■ **DATOS PROPORCIONADOS**
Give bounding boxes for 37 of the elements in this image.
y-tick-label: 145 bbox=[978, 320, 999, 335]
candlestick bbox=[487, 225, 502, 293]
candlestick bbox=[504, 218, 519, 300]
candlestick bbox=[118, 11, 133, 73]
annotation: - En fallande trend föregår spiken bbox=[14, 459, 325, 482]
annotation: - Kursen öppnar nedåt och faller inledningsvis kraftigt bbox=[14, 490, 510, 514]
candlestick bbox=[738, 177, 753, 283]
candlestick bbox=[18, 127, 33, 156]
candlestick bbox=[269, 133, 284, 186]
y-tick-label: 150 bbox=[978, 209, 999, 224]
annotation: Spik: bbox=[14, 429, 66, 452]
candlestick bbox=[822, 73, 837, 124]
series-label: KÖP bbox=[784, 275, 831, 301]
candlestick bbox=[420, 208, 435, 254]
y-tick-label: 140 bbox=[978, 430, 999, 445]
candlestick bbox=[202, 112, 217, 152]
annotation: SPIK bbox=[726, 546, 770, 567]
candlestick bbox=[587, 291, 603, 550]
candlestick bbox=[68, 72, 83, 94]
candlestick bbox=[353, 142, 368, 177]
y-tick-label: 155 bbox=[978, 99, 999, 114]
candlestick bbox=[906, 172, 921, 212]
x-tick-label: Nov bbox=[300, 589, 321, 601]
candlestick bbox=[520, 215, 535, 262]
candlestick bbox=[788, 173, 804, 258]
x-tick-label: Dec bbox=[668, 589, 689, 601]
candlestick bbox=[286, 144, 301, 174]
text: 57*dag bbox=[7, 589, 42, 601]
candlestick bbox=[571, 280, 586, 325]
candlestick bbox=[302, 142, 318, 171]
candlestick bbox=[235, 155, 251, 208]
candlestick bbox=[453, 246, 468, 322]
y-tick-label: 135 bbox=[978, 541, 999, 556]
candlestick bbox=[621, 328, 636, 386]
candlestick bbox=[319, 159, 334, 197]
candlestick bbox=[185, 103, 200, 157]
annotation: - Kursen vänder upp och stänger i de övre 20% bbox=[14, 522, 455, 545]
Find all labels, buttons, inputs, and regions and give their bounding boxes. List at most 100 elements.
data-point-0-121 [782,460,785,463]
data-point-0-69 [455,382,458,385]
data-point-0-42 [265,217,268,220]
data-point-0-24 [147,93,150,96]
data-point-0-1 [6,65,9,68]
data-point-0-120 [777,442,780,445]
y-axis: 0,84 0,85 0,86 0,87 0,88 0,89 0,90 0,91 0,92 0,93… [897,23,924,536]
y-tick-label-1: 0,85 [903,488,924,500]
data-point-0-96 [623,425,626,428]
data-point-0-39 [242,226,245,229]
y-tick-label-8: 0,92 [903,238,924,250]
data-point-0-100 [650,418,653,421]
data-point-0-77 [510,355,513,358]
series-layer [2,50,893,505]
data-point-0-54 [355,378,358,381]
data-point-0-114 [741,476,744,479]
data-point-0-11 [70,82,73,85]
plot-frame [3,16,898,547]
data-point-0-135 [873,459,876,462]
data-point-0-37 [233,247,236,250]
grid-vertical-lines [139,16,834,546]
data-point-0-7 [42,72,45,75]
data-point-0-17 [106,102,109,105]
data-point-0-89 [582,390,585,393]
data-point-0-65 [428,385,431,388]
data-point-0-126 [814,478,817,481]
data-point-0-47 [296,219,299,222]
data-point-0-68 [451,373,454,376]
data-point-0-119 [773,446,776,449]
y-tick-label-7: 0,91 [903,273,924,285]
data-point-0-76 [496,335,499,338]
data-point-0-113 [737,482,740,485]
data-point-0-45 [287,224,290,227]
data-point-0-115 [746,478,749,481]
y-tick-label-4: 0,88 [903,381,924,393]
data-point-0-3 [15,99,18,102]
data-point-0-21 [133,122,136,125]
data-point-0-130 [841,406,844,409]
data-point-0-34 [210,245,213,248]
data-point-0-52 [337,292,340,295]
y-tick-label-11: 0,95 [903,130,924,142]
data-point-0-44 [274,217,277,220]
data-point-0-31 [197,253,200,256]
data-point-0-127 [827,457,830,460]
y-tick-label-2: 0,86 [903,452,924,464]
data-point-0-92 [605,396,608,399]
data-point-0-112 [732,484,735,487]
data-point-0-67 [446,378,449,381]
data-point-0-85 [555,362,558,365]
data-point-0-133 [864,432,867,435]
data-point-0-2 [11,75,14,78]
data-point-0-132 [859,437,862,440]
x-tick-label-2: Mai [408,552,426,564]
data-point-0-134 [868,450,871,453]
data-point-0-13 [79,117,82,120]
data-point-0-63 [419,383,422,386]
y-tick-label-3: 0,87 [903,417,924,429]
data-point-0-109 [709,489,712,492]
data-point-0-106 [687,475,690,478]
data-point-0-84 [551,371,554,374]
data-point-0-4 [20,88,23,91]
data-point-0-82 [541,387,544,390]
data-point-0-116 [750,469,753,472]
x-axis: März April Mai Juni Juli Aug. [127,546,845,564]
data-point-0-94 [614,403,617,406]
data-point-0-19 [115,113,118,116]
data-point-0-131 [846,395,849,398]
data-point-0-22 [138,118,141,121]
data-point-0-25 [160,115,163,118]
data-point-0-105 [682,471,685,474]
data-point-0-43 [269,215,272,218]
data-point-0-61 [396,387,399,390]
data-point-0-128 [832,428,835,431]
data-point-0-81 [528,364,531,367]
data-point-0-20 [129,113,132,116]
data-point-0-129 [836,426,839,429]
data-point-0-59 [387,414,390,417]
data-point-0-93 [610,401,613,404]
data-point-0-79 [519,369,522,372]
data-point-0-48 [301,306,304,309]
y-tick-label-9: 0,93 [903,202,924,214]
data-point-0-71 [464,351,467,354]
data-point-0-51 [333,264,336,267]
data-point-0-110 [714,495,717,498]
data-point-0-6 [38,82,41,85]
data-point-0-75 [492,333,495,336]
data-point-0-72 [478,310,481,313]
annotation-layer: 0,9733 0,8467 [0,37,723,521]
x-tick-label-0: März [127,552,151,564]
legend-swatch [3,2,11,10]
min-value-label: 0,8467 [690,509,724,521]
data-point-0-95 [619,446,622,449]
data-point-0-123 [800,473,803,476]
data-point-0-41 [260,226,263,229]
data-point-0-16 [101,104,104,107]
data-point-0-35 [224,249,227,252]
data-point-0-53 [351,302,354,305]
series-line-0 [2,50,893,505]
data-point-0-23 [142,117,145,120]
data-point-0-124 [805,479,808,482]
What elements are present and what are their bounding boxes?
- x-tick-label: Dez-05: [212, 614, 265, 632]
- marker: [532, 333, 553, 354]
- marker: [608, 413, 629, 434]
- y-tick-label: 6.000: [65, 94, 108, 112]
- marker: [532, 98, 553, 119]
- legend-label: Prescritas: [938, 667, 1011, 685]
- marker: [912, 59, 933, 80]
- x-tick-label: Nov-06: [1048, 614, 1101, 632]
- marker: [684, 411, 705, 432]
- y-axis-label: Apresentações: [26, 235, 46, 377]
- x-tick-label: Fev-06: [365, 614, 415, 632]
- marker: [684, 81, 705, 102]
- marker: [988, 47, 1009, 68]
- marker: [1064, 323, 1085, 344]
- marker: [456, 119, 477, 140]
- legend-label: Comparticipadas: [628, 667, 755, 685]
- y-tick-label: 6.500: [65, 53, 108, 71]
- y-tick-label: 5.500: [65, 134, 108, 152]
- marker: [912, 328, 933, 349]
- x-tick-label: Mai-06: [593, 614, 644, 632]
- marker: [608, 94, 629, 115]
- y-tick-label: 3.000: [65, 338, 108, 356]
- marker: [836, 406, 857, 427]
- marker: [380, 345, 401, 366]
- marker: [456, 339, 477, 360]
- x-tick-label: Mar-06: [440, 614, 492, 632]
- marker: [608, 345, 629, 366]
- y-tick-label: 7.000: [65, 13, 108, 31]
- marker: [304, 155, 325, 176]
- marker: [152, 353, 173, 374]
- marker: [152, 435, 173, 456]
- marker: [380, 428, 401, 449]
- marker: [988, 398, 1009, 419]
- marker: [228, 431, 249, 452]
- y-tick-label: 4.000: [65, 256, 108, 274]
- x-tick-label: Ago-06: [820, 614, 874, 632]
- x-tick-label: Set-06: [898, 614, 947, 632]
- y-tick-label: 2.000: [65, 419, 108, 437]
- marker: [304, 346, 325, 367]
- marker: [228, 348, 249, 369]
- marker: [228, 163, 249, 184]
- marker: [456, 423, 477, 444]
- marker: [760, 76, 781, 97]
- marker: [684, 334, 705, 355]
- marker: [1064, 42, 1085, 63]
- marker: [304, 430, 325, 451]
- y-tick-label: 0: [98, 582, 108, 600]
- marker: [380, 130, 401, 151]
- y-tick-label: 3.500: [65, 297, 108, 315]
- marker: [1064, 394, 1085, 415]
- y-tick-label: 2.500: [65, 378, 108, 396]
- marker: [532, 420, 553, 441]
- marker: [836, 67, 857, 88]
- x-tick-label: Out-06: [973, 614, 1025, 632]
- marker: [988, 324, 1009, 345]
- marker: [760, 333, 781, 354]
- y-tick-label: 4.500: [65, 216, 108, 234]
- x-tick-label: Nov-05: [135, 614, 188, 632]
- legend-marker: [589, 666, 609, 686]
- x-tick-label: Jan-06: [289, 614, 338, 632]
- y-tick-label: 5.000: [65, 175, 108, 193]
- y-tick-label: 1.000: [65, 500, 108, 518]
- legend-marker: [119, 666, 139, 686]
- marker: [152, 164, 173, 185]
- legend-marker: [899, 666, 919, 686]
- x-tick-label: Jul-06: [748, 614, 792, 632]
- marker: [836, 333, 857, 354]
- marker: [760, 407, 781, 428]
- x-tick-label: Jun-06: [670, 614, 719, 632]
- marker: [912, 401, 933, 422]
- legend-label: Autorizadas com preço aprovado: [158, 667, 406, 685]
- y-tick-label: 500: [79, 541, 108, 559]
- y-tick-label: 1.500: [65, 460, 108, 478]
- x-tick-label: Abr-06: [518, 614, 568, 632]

■ **PROBLEMA BREVE**
Por favor, convierte en una lista numerada las líneas de los ítems desde el comienzo hasta la línea que contiene "y-tick-label: 140 bbox=[978, 430, 999, 445]", incluida esta, y omite las líneas en blanco.

■ **LA RESPUESTA**
1. Give bounding boxes for 37 of the elements in this image.
2. y-tick-label: 145 bbox=[978, 320, 999, 335]
3. candlestick bbox=[487, 225, 502, 293]
4. candlestick bbox=[504, 218, 519, 300]
5. candlestick bbox=[118, 11, 133, 73]
6. annotation: - En fallande trend föregår spiken bbox=[14, 459, 325, 482]
7. annotation: - Kursen öppnar nedåt och faller inledningsvis kraftigt bbox=[14, 490, 510, 514]
8. candlestick bbox=[738, 177, 753, 283]
9. candlestick bbox=[18, 127, 33, 156]
10. candlestick bbox=[269, 133, 284, 186]
11. y-tick-label: 150 bbox=[978, 209, 999, 224]
12. annotation: Spik: bbox=[14, 429, 66, 452]
13. candlestick bbox=[822, 73, 837, 124]
14. series-label: KÖP bbox=[784, 275, 831, 301]
15. candlestick bbox=[420, 208, 435, 254]
16. y-tick-label: 140 bbox=[978, 430, 999, 445]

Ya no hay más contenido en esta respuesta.